Source material:
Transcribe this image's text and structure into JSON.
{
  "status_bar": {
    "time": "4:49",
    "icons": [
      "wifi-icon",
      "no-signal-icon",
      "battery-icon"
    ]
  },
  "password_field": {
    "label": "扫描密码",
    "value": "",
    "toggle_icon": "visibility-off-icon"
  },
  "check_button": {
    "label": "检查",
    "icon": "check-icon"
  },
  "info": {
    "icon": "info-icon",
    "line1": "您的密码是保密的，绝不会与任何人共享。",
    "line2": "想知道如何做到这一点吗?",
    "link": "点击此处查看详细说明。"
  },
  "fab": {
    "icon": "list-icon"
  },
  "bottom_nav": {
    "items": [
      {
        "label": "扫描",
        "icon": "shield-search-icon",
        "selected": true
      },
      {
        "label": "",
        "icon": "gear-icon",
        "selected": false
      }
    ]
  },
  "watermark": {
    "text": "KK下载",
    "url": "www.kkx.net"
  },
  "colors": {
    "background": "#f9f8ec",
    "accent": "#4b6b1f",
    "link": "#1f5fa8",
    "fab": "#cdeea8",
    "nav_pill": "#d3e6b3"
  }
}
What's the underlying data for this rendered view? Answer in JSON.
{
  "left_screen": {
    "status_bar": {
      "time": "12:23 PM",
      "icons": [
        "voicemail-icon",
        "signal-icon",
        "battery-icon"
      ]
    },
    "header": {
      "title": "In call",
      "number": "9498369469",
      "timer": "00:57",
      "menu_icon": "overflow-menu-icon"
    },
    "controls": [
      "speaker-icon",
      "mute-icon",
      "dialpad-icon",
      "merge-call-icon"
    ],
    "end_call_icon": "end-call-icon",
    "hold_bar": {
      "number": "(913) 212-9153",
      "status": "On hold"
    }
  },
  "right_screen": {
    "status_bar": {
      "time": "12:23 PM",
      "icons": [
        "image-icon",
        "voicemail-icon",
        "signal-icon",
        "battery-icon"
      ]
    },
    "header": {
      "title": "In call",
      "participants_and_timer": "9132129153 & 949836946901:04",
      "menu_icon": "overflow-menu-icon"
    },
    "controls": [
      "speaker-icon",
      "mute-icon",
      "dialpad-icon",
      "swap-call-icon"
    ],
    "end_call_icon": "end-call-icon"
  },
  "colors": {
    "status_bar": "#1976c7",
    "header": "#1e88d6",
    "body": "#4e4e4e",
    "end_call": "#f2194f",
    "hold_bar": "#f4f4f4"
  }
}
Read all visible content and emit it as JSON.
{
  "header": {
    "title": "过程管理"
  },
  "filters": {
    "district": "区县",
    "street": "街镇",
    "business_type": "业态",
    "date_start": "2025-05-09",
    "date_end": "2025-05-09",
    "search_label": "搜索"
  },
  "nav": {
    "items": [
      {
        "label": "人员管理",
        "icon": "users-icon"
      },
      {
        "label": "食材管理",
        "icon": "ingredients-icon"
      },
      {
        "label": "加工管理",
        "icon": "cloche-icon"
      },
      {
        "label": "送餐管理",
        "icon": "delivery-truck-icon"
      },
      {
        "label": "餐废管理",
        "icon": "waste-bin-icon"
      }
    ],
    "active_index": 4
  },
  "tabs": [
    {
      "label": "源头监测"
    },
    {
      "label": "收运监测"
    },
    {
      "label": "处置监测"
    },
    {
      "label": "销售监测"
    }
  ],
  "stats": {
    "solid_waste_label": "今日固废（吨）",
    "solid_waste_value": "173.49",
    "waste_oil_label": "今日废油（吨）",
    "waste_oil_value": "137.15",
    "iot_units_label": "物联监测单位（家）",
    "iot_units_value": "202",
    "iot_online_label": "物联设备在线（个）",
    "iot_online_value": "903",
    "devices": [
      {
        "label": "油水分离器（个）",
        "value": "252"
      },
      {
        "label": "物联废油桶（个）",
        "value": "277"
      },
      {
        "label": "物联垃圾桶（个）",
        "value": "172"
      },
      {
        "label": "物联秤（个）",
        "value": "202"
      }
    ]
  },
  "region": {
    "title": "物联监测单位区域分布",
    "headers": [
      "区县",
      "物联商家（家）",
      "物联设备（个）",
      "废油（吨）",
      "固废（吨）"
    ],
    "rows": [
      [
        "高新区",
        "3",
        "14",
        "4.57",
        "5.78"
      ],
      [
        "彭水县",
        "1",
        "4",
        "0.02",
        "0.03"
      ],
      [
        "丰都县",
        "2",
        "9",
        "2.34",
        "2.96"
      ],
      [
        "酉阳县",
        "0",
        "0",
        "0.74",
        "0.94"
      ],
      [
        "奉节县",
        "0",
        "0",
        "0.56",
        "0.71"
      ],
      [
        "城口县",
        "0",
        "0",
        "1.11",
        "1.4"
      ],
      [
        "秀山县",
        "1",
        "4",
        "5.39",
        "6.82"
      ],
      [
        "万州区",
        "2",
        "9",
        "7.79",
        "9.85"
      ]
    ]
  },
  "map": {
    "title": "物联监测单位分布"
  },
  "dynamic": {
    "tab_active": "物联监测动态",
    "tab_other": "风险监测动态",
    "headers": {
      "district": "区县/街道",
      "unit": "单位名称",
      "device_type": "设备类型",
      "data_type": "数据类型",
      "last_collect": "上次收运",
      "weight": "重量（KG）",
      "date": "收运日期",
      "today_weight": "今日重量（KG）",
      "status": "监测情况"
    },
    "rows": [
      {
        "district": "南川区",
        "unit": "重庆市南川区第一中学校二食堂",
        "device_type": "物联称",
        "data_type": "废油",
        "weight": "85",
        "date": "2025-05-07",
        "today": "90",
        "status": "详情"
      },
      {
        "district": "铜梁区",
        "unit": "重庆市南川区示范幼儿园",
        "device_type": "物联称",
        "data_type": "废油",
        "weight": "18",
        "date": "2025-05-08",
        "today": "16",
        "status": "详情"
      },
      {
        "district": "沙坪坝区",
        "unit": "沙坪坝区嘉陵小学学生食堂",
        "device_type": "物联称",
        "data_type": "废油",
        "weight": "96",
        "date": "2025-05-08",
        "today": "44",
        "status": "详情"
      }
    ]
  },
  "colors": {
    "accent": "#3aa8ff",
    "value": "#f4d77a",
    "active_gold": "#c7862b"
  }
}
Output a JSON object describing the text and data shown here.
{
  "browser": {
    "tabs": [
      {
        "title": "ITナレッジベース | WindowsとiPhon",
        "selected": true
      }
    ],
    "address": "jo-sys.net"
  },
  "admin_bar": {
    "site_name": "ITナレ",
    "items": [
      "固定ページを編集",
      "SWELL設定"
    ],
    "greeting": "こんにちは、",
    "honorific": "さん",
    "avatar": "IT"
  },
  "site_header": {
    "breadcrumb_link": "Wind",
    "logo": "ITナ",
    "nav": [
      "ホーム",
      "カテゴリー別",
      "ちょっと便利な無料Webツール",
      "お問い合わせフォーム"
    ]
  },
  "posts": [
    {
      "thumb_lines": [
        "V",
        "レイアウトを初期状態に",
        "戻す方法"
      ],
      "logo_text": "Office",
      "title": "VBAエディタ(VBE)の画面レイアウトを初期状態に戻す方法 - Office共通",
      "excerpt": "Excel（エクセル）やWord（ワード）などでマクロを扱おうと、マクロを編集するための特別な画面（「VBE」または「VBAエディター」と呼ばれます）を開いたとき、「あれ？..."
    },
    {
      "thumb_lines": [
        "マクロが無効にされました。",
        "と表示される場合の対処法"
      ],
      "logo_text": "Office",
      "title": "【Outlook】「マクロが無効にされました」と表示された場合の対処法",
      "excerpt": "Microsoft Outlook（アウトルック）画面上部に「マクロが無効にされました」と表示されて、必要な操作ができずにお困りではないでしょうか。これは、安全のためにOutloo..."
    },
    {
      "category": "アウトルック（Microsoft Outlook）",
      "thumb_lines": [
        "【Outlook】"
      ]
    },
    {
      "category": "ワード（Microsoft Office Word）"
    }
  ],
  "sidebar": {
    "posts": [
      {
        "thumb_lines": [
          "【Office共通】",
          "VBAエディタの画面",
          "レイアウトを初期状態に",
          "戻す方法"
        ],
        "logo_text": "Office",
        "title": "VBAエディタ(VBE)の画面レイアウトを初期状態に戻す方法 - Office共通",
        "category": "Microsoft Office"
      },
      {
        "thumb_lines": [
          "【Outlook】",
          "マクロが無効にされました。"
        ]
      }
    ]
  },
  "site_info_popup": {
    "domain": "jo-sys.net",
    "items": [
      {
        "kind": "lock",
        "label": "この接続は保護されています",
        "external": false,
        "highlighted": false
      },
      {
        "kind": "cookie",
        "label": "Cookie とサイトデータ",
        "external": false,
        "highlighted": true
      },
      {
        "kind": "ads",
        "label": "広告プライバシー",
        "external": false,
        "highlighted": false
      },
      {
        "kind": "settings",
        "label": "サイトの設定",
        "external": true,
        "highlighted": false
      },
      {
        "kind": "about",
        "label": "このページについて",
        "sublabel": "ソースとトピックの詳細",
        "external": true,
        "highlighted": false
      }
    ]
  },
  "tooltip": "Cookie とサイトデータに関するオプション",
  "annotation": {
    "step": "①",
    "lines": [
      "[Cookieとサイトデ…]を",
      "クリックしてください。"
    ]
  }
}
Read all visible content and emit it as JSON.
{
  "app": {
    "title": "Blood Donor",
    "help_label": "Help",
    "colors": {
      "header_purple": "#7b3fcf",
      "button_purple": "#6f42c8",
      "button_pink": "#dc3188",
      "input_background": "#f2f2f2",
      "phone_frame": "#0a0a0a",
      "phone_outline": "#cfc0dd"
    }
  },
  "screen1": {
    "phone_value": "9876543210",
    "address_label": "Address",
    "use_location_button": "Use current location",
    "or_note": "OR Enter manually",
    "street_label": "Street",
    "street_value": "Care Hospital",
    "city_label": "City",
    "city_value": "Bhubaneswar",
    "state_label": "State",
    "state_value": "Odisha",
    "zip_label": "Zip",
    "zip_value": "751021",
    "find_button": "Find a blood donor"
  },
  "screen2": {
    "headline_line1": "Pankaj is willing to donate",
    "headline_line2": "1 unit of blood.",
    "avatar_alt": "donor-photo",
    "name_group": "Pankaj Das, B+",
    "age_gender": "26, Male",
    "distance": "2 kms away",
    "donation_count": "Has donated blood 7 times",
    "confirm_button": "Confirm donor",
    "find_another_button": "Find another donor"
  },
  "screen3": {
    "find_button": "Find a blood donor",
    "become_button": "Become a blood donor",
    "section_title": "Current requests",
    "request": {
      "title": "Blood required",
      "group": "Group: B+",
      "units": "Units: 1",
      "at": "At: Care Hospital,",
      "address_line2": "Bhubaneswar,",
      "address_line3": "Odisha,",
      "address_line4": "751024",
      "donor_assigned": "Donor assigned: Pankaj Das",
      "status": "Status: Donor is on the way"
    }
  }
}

Goal: For this exercise, gather every line of the data that contains the word "image".

Answer for this exercise:
Transcribe this image's text and structure into JSON.
        "image-icon",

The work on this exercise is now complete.